**WORK REQUIRED**
Quote each of the following rows word for word, omitting the pictures.
═════ DATA PROVIDED
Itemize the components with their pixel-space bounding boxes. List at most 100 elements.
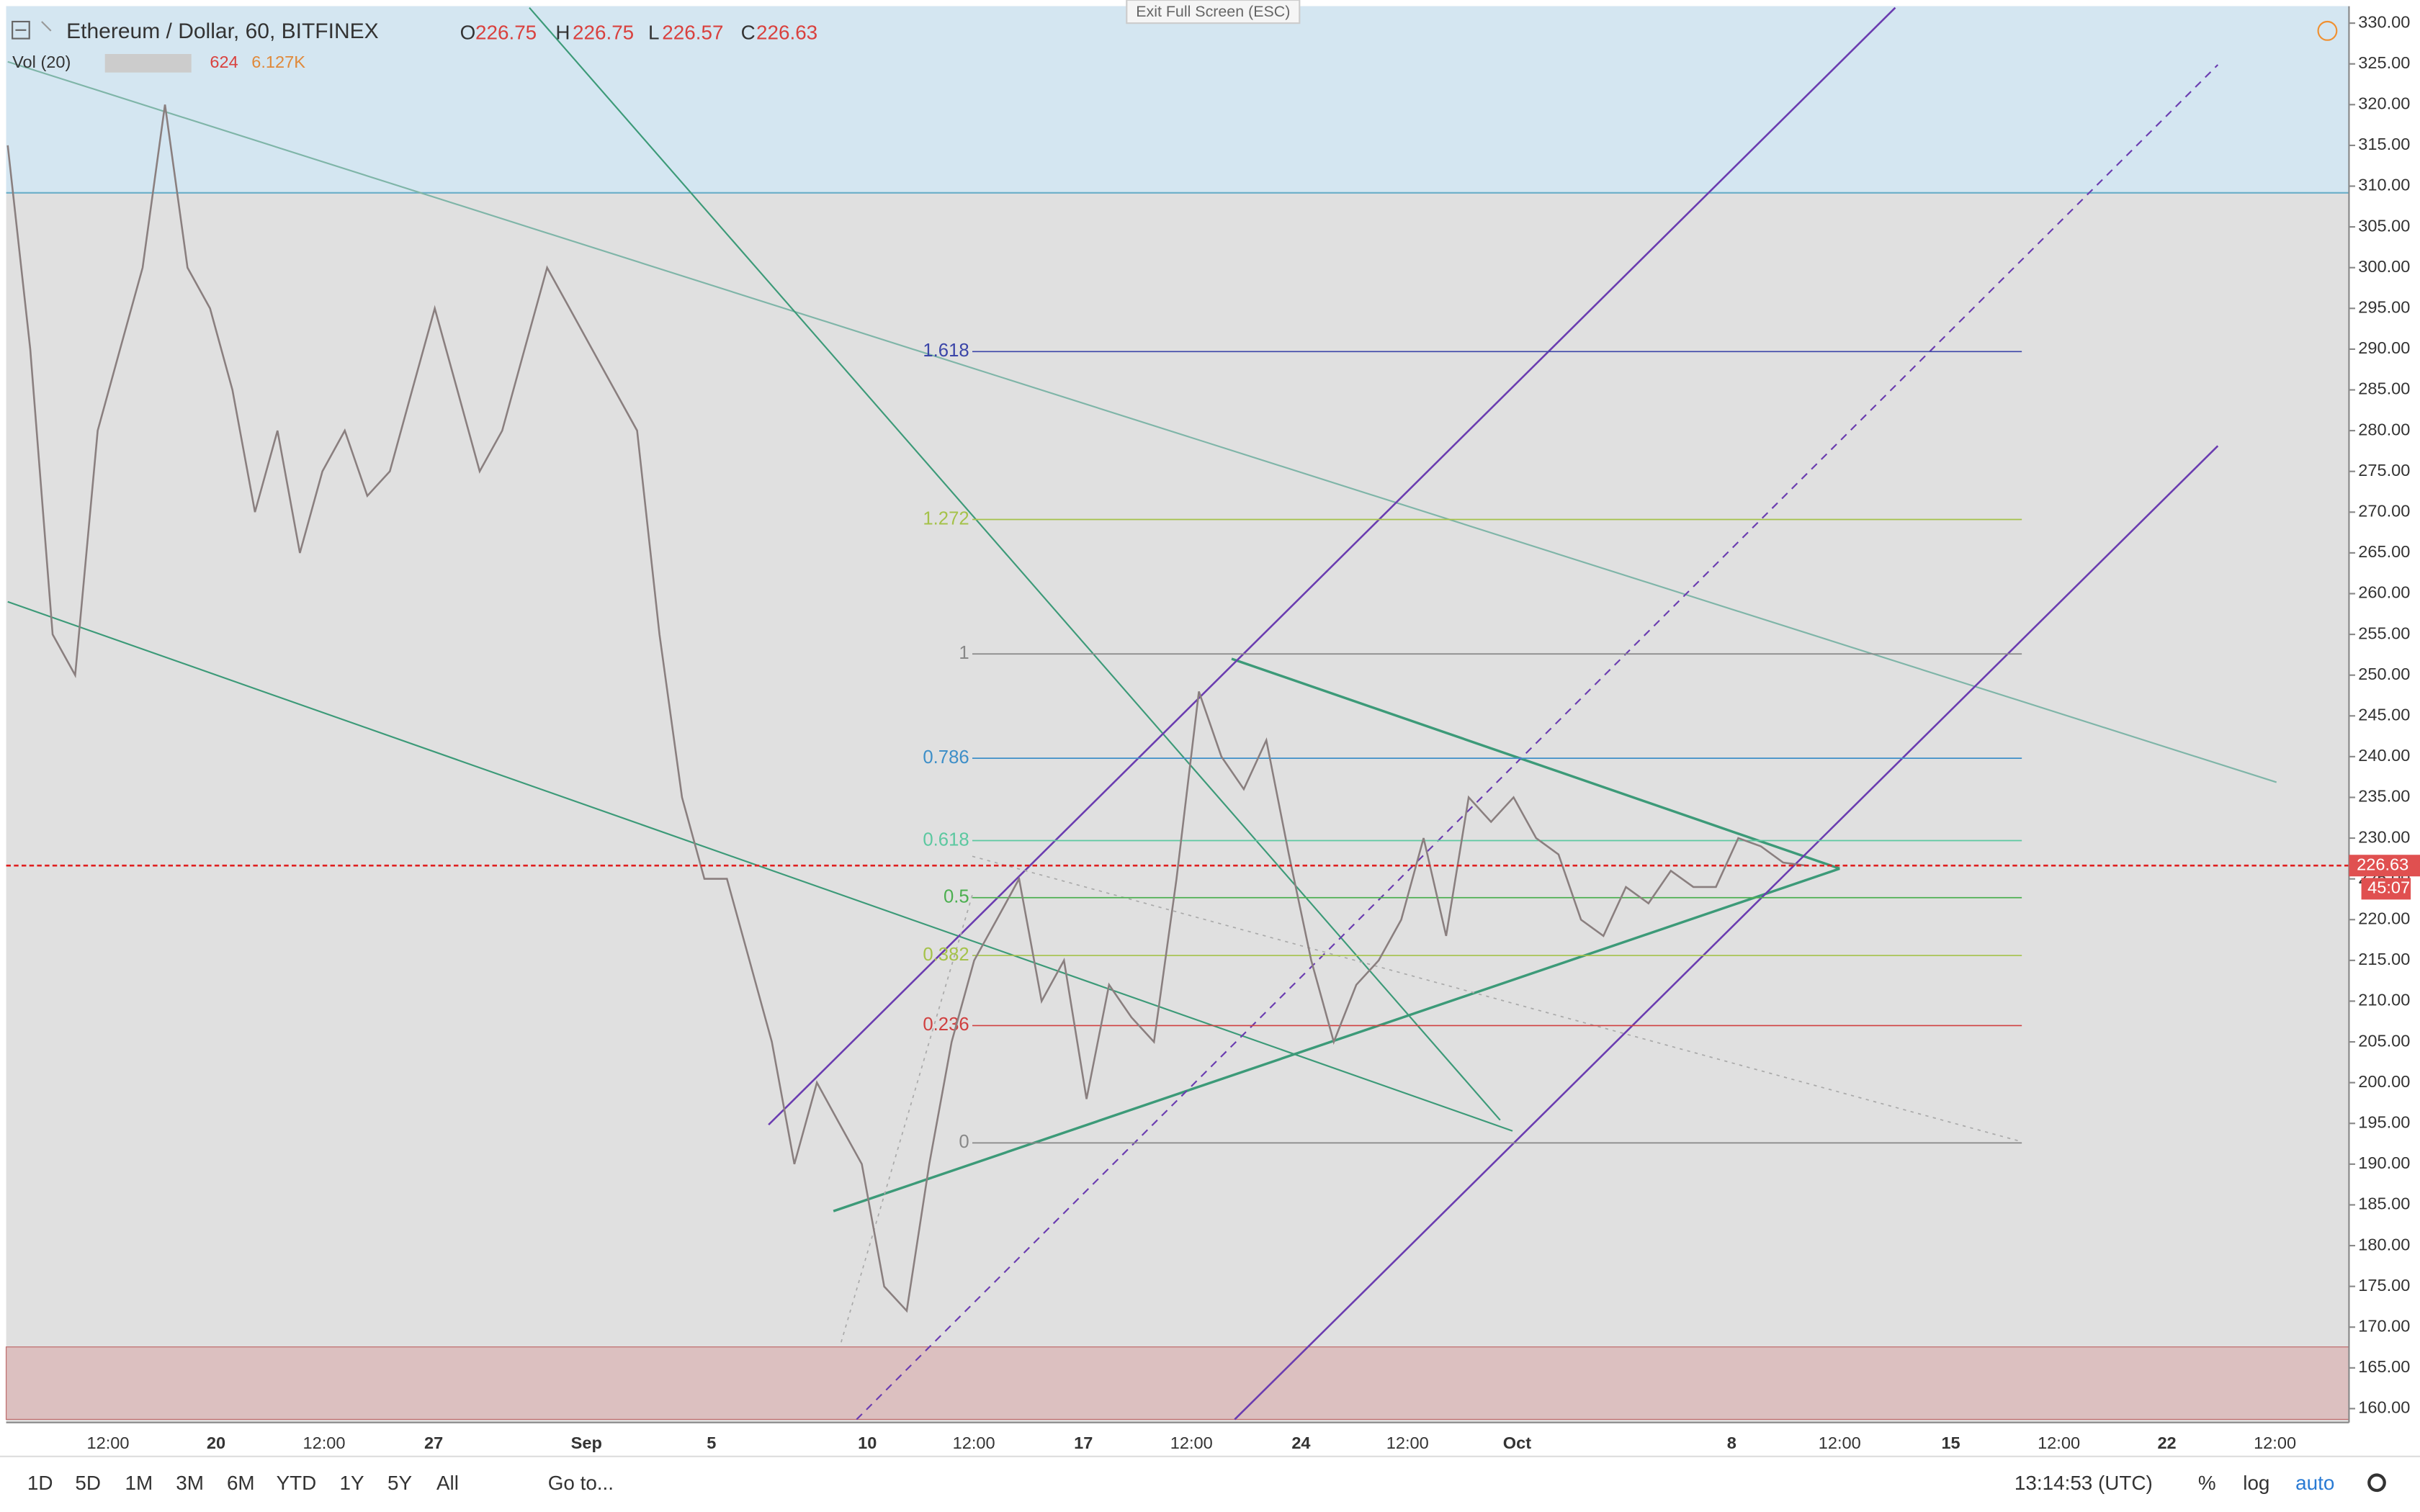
fib-trend bbox=[841, 894, 973, 1343]
time-tick-label: 22 bbox=[2157, 1434, 2176, 1452]
auto-toggle[interactable]: auto bbox=[2295, 1472, 2334, 1494]
range-button[interactable]: 1M bbox=[125, 1472, 153, 1494]
range-button[interactable]: YTD bbox=[277, 1472, 317, 1494]
trend-line bbox=[529, 7, 1501, 1121]
time-tick-label: Sep bbox=[571, 1434, 602, 1452]
fib-label: 0.5 bbox=[944, 887, 969, 907]
countdown-label: 45:07 bbox=[2367, 878, 2410, 897]
price-tick-label: 240.00 bbox=[2358, 746, 2410, 765]
time-tick-label: 12:00 bbox=[2254, 1434, 2296, 1452]
current-price-tag bbox=[2349, 855, 2420, 877]
time-tick-label: 17 bbox=[1074, 1434, 1093, 1452]
current-price-label: 226.63 bbox=[2357, 855, 2408, 873]
range-button[interactable]: All bbox=[436, 1472, 459, 1494]
time-tick-label: 20 bbox=[207, 1434, 225, 1452]
time-tick-label: Oct bbox=[1503, 1434, 1531, 1452]
price-tick-label: 290.00 bbox=[2358, 338, 2410, 357]
volume-value: 624 bbox=[210, 53, 238, 71]
price-tick-label: 160.00 bbox=[2358, 1398, 2410, 1417]
ohlc-label: H bbox=[555, 22, 570, 44]
time-tick-label: 12:00 bbox=[2038, 1434, 2080, 1452]
settings-icon[interactable] bbox=[2367, 1473, 2386, 1493]
resistance-zone bbox=[6, 6, 2349, 193]
time-tick-label: 24 bbox=[1291, 1434, 1310, 1452]
ohlc-value: 226.63 bbox=[756, 22, 817, 44]
ohlc-label: C bbox=[741, 22, 756, 44]
exit-fullscreen-button[interactable] bbox=[1126, 0, 1301, 24]
price-tick-label: 285.00 bbox=[2358, 379, 2410, 398]
trend-line bbox=[7, 60, 2277, 783]
price-tick-label: 260.00 bbox=[2358, 583, 2410, 602]
price-axis: 160.00 165.00 170.00 175.00 180.00 185.00 190.… bbox=[2348, 6, 2420, 1423]
trend-line bbox=[7, 600, 1513, 1132]
price-tick-label: 270.00 bbox=[2358, 502, 2410, 521]
range-button[interactable]: 5D bbox=[75, 1472, 101, 1494]
ohlc-value: 226.57 bbox=[662, 22, 723, 44]
log-toggle[interactable]: log bbox=[2243, 1472, 2269, 1494]
price-tick-label: 180.00 bbox=[2358, 1235, 2410, 1254]
fib-label: 0 bbox=[959, 1132, 969, 1152]
time-tick-label: 10 bbox=[858, 1434, 877, 1452]
price-tick-label: 195.00 bbox=[2358, 1112, 2410, 1131]
ohlc-label: O bbox=[460, 22, 476, 44]
price-tick-label: 245.00 bbox=[2358, 706, 2410, 724]
price-tick-label: 310.00 bbox=[2358, 176, 2410, 194]
price-line bbox=[6, 104, 1806, 1313]
support-zone bbox=[5, 1346, 2350, 1421]
price-series bbox=[6, 104, 2349, 1313]
price-tick-label: 200.00 bbox=[2358, 1072, 2410, 1091]
range-button[interactable]: 3M bbox=[176, 1472, 204, 1494]
ohlc-value: 226.75 bbox=[573, 22, 634, 44]
time-tick-label: 12:00 bbox=[87, 1434, 130, 1452]
symbol-title[interactable]: Ethereum / Dollar, 60, BITFINEX bbox=[66, 19, 378, 43]
time-tick-label: 12:00 bbox=[1819, 1434, 1861, 1452]
fib-label: 0.236 bbox=[923, 1014, 969, 1035]
channel-upper bbox=[768, 6, 1896, 1126]
price-tick-label: 315.00 bbox=[2358, 135, 2410, 153]
time-tick-label: 12:00 bbox=[1386, 1434, 1429, 1452]
clock: 13:14:53 (UTC) bbox=[2015, 1472, 2153, 1494]
range-button[interactable]: 5Y bbox=[387, 1472, 412, 1494]
fib-label: 1 bbox=[959, 643, 969, 663]
channel-mid bbox=[856, 64, 2219, 1421]
time-tick-label: 12:00 bbox=[303, 1434, 346, 1452]
price-tick-label: 325.00 bbox=[2358, 53, 2410, 72]
time-tick-label: 15 bbox=[1941, 1434, 1960, 1452]
price-tick-label: 330.00 bbox=[2358, 12, 2410, 31]
price-tick-label: 190.00 bbox=[2358, 1153, 2410, 1172]
axis-background bbox=[2349, 6, 2420, 1423]
price-tick-label: 305.00 bbox=[2358, 216, 2410, 235]
time-tick-label: 12:00 bbox=[953, 1434, 995, 1452]
range-button[interactable]: 6M bbox=[227, 1472, 255, 1494]
indicator-buttons[interactable] bbox=[104, 54, 192, 73]
price-tick-label: 255.00 bbox=[2358, 624, 2410, 642]
chart-background bbox=[6, 6, 2349, 1423]
triangle-upper bbox=[1231, 657, 1840, 870]
price-tick-label: 235.00 bbox=[2358, 787, 2410, 806]
price-tick-label: 185.00 bbox=[2358, 1194, 2410, 1213]
fib-extension: 1.618 1.272 1 0.786 0.618 0.5 0.382 0.236 0 bbox=[923, 341, 2022, 1152]
range-button[interactable]: 1Y bbox=[340, 1472, 364, 1494]
price-tick-label: 175.00 bbox=[2358, 1276, 2410, 1295]
goto-button[interactable]: Go to... bbox=[548, 1472, 614, 1494]
price-tick-label: 230.00 bbox=[2358, 827, 2410, 846]
time-tick-label: 5 bbox=[707, 1434, 716, 1452]
time-tick-label: 27 bbox=[424, 1434, 443, 1452]
price-tick-label: 265.00 bbox=[2358, 542, 2410, 561]
separator bbox=[41, 21, 52, 32]
range-button[interactable]: 1D bbox=[27, 1472, 53, 1494]
volume-label[interactable]: Vol (20) bbox=[12, 53, 71, 71]
price-tick-label: 300.00 bbox=[2358, 257, 2410, 276]
fib-label: 0.786 bbox=[923, 747, 969, 768]
price-tick-label: 275.00 bbox=[2358, 461, 2410, 480]
price-tick-label: 210.00 bbox=[2358, 991, 2410, 1009]
fib-label: 0.618 bbox=[923, 829, 969, 850]
price-tick-label: 170.00 bbox=[2358, 1316, 2410, 1335]
countdown-tag bbox=[2361, 878, 2411, 900]
alert-icon[interactable] bbox=[2317, 20, 2338, 41]
percent-toggle[interactable]: % bbox=[2198, 1472, 2216, 1494]
collapse-icon[interactable] bbox=[12, 20, 30, 40]
exit-fullscreen-label[interactable]: Exit Full Screen (ESC) bbox=[1136, 3, 1290, 20]
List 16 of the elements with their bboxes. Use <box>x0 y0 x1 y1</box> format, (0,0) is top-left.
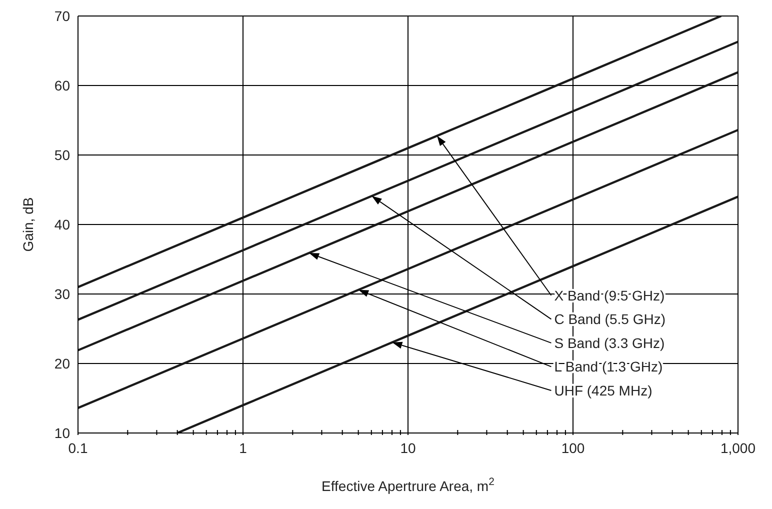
══════════
**SOLUTION FOR THIS TASK**
Itemize the components with their pixel-space bounding boxes. List at most 100 elements.
fib-trend bbox=[841, 894, 973, 1343]
time-tick-label: 22 bbox=[2157, 1434, 2176, 1452]
auto-toggle[interactable]: auto bbox=[2295, 1472, 2334, 1494]
range-button[interactable]: 1M bbox=[125, 1472, 153, 1494]
range-button[interactable]: YTD bbox=[277, 1472, 317, 1494]
trend-line bbox=[529, 7, 1501, 1121]
time-tick-label: Sep bbox=[571, 1434, 602, 1452]
fib-label: 0.5 bbox=[944, 887, 969, 907]
countdown-label: 45:07 bbox=[2367, 878, 2410, 897]
price-tick-label: 240.00 bbox=[2358, 746, 2410, 765]
time-tick-label: 12:00 bbox=[2254, 1434, 2296, 1452]
current-price-tag bbox=[2349, 855, 2420, 877]
time-tick-label: 17 bbox=[1074, 1434, 1093, 1452]
current-price-label: 226.63 bbox=[2357, 855, 2408, 873]
range-button[interactable]: All bbox=[436, 1472, 459, 1494]
time-tick-label: 20 bbox=[207, 1434, 225, 1452]
time-tick-label: Oct bbox=[1503, 1434, 1531, 1452]
price-tick-label: 290.00 bbox=[2358, 338, 2410, 357]
volume-value: 624 bbox=[210, 53, 238, 71]
price-tick-label: 160.00 bbox=[2358, 1398, 2410, 1417]
ohlc-label: H bbox=[555, 22, 570, 44]
time-tick-label: 12:00 bbox=[2038, 1434, 2080, 1452]
settings-icon[interactable] bbox=[2367, 1473, 2386, 1493]
resistance-zone bbox=[6, 6, 2349, 193]
time-tick-label: 24 bbox=[1291, 1434, 1310, 1452]
ohlc-value: 226.63 bbox=[756, 22, 817, 44]
ohlc-label: C bbox=[741, 22, 756, 44]
exit-fullscreen-button[interactable] bbox=[1126, 0, 1301, 24]
price-tick-label: 285.00 bbox=[2358, 379, 2410, 398]
trend-line bbox=[7, 60, 2277, 783]
price-tick-label: 260.00 bbox=[2358, 583, 2410, 602]
price-axis: 160.00 165.00 170.00 175.00 180.00 185.00 190.… bbox=[2348, 6, 2420, 1423]
trend-line bbox=[7, 600, 1513, 1132]
price-tick-label: 270.00 bbox=[2358, 502, 2410, 521]
range-button[interactable]: 5D bbox=[75, 1472, 101, 1494]
ohlc-value: 226.57 bbox=[662, 22, 723, 44]
log-toggle[interactable]: log bbox=[2243, 1472, 2269, 1494]
price-tick-label: 180.00 bbox=[2358, 1235, 2410, 1254]
fib-label: 0 bbox=[959, 1132, 969, 1152]
time-tick-label: 10 bbox=[858, 1434, 877, 1452]
price-tick-label: 195.00 bbox=[2358, 1112, 2410, 1131]
ohlc-label: O bbox=[460, 22, 476, 44]
price-tick-label: 245.00 bbox=[2358, 706, 2410, 724]
price-tick-label: 310.00 bbox=[2358, 176, 2410, 194]
price-line bbox=[6, 104, 1806, 1313]
support-zone bbox=[5, 1346, 2350, 1421]
price-series bbox=[6, 104, 2349, 1313]
price-tick-label: 200.00 bbox=[2358, 1072, 2410, 1091]
range-button[interactable]: 3M bbox=[176, 1472, 204, 1494]
ohlc-value: 226.75 bbox=[573, 22, 634, 44]
time-tick-label: 12:00 bbox=[87, 1434, 130, 1452]
symbol-title[interactable]: Ethereum / Dollar, 60, BITFINEX bbox=[66, 19, 378, 43]
time-tick-label: 12:00 bbox=[1819, 1434, 1861, 1452]
fib-label: 0.236 bbox=[923, 1014, 969, 1035]
channel-upper bbox=[768, 6, 1896, 1126]
price-tick-label: 315.00 bbox=[2358, 135, 2410, 153]
time-tick-label: 12:00 bbox=[1386, 1434, 1429, 1452]
clock: 13:14:53 (UTC) bbox=[2015, 1472, 2153, 1494]
range-button[interactable]: 5Y bbox=[387, 1472, 412, 1494]
fib-label: 1 bbox=[959, 643, 969, 663]
channel-mid bbox=[856, 64, 2219, 1421]
time-tick-label: 12:00 bbox=[303, 1434, 346, 1452]
price-tick-label: 325.00 bbox=[2358, 53, 2410, 72]
time-tick-label: 15 bbox=[1941, 1434, 1960, 1452]
price-tick-label: 330.00 bbox=[2358, 12, 2410, 31]
price-tick-label: 190.00 bbox=[2358, 1153, 2410, 1172]
axis-background bbox=[2349, 6, 2420, 1423]
price-tick-label: 305.00 bbox=[2358, 216, 2410, 235]
time-tick-label: 12:00 bbox=[953, 1434, 995, 1452]
range-button[interactable]: 6M bbox=[227, 1472, 255, 1494]
indicator-buttons[interactable] bbox=[104, 54, 192, 73]
price-tick-label: 255.00 bbox=[2358, 624, 2410, 642]
chart-background bbox=[6, 6, 2349, 1423]
triangle-upper bbox=[1231, 657, 1840, 870]
price-tick-label: 235.00 bbox=[2358, 787, 2410, 806]
price-tick-label: 185.00 bbox=[2358, 1194, 2410, 1213]
fib-extension: 1.618 1.272 1 0.786 0.618 0.5 0.382 0.236 0 bbox=[923, 341, 2022, 1152]
range-button[interactable]: 1Y bbox=[340, 1472, 364, 1494]
price-tick-label: 175.00 bbox=[2358, 1276, 2410, 1295]
goto-button[interactable]: Go to... bbox=[548, 1472, 614, 1494]
price-tick-label: 230.00 bbox=[2358, 827, 2410, 846]
time-tick-label: 5 bbox=[707, 1434, 716, 1452]
time-tick-label: 27 bbox=[424, 1434, 443, 1452]
price-tick-label: 265.00 bbox=[2358, 542, 2410, 561]
separator bbox=[41, 21, 52, 32]
range-button[interactable]: 1D bbox=[27, 1472, 53, 1494]
volume-label[interactable]: Vol (20) bbox=[12, 53, 71, 71]
price-tick-label: 300.00 bbox=[2358, 257, 2410, 276]
fib-label: 0.786 bbox=[923, 747, 969, 768]
price-tick-label: 275.00 bbox=[2358, 461, 2410, 480]
price-tick-label: 210.00 bbox=[2358, 991, 2410, 1009]
fib-label: 0.618 bbox=[923, 829, 969, 850]
price-tick-label: 170.00 bbox=[2358, 1316, 2410, 1335]
countdown-tag bbox=[2361, 878, 2411, 900]
alert-icon[interactable] bbox=[2317, 20, 2338, 41]
percent-toggle[interactable]: % bbox=[2198, 1472, 2216, 1494]
collapse-icon[interactable] bbox=[12, 20, 30, 40]
exit-fullscreen-label[interactable]: Exit Full Screen (ESC) bbox=[1136, 3, 1290, 20]
List 16 of the elements with their bboxes. Use <box>x0 y0 x1 y1</box> format, (0,0) is top-left.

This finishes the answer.